TASKS TO COMPLETE:
**1)** Summarize the post on channeling constraints in CHR in two sentences.
**2)** From the post on channeling constraints in CHR, extract the passage from "Suppose we have" to "not solved yet.", word for word.

EXTRACT:
%%

Suppose we have a constraint satisfaction problem that can be defined as its constraints in two different viewpoints $V_1$ and $V_2$. Moreover, there are two variables $A$ and $B$ from $V_1$ and $V_2$ respectively, such that the value $I$ for the variable $A$ in $V_1$ is equivalent to value $J$ for the variable $B$ in $V_2$. Now the question is how we can define the channeling constraint in CHR if we choose $V_1$ to solve the problem? Is it enough to write $P_1(A,I) ==> P_2(B,J)$? (suppose $P1$ and $P2$ are two predicates related to their viewpoints).

However, this propagation in the context of CHR does not help to solve the problem more efficient as we have no constraints over the variables of $V_2$.

Notice that this question in the matter of programming asked here but not solved yet.

%%

(Spatial annotation records)

%%

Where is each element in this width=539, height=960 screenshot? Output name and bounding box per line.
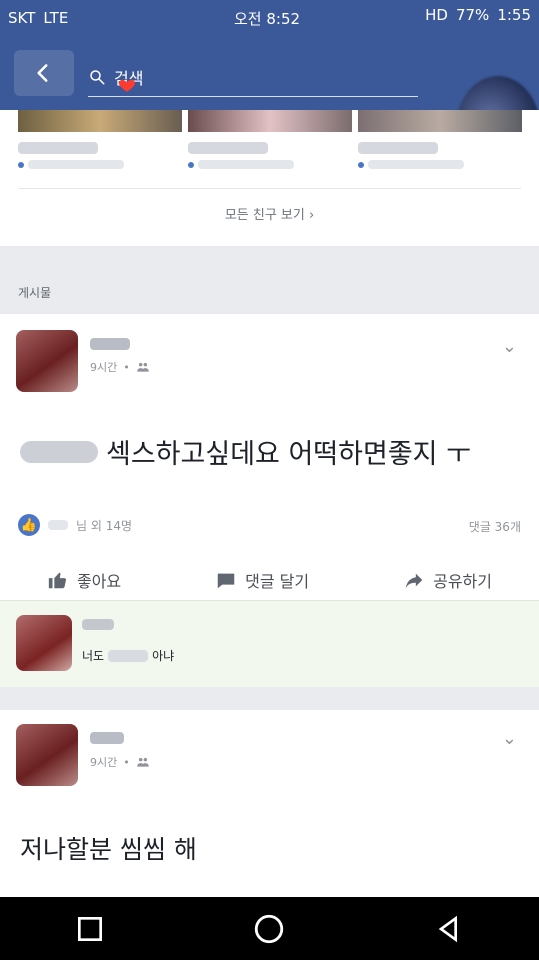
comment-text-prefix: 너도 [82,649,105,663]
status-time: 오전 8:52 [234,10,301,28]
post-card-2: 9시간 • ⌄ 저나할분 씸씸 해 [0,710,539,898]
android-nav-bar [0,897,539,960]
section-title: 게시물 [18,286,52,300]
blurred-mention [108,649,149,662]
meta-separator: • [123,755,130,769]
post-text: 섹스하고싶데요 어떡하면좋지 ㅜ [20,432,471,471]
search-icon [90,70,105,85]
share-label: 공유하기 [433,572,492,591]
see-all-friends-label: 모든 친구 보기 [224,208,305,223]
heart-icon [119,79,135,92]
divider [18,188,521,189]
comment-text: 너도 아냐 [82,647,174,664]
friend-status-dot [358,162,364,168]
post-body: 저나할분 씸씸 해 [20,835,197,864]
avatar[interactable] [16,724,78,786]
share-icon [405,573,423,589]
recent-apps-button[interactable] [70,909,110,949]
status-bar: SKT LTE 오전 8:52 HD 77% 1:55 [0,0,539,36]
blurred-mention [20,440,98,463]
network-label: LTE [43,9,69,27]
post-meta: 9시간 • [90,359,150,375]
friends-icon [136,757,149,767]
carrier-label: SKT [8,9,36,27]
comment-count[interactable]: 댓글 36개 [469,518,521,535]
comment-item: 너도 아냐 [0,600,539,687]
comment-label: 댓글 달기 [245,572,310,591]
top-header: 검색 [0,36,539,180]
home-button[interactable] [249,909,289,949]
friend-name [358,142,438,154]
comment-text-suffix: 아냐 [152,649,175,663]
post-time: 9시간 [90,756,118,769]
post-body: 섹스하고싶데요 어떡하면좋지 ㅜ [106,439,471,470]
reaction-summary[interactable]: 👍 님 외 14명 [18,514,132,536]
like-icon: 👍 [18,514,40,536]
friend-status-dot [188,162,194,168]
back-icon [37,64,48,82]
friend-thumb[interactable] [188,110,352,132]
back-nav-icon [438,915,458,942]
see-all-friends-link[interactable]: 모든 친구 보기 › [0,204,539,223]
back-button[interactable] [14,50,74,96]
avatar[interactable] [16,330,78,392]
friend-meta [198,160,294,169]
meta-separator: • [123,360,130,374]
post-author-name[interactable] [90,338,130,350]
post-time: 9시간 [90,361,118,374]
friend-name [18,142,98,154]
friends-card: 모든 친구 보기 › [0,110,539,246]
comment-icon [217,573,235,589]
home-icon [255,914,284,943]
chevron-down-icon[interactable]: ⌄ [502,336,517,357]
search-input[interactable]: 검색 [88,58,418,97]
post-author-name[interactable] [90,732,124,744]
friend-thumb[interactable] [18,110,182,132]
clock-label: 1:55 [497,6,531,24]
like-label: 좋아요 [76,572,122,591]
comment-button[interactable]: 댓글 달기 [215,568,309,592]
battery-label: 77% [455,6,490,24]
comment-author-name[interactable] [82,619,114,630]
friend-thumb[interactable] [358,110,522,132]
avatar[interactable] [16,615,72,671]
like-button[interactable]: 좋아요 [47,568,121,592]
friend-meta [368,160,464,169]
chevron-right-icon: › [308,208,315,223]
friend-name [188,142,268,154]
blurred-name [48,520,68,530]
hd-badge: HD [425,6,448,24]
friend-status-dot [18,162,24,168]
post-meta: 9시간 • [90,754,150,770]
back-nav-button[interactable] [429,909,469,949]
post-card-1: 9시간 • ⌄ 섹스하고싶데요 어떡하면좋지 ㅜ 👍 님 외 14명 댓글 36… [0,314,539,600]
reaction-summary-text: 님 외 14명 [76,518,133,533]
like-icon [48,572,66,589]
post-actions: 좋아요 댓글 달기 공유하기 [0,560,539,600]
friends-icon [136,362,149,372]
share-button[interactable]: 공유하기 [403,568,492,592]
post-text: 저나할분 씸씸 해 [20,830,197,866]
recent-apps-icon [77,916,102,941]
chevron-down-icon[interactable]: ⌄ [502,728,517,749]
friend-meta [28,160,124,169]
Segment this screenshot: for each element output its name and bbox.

%%

RESPONSES IN ORDER:
**1)** The post asks how to define a channeling constraint in CHR when V1 is chosen to solve a constraint satisfaction problem that can be expressed in two viewpoints, V1 and V2, where value I for variable A in V1 is equivalent to value J for variable B in V2. It also asks whether the rule P1(A,I) ==> P2(B,J) is enough, notes that this propagation does not make solving more efficient because there are no constraints over the variables of V2, and says the question was asked elsewhere in a programming context but not solved yet.

**2)**
Suppose we have a constraint satisfaction problem that can be defined as its constraints in two different viewpoints $V_1$ and $V_2$. Moreover, there are two variables $A$ and $B$ from $V_1$ and $V_2$ respectively, such that the value $I$ for the variable $A$ in $V_1$ is equivalent to value $J$ for the variable $B$ in $V_2$. Now the question is how we can define the channeling constraint in CHR if we choose $V_1$ to solve the problem? Is it enough to write $P_1(A,I) ==> P_2(B,J)$? (suppose $P1$ and $P2$ are two predicates related to their viewpoints).

However, this propagation in the context of CHR does not help to solve the problem more efficient as we have no constraints over the variables of $V_2$.

Notice that this question in the matter of programming asked here but not solved yet.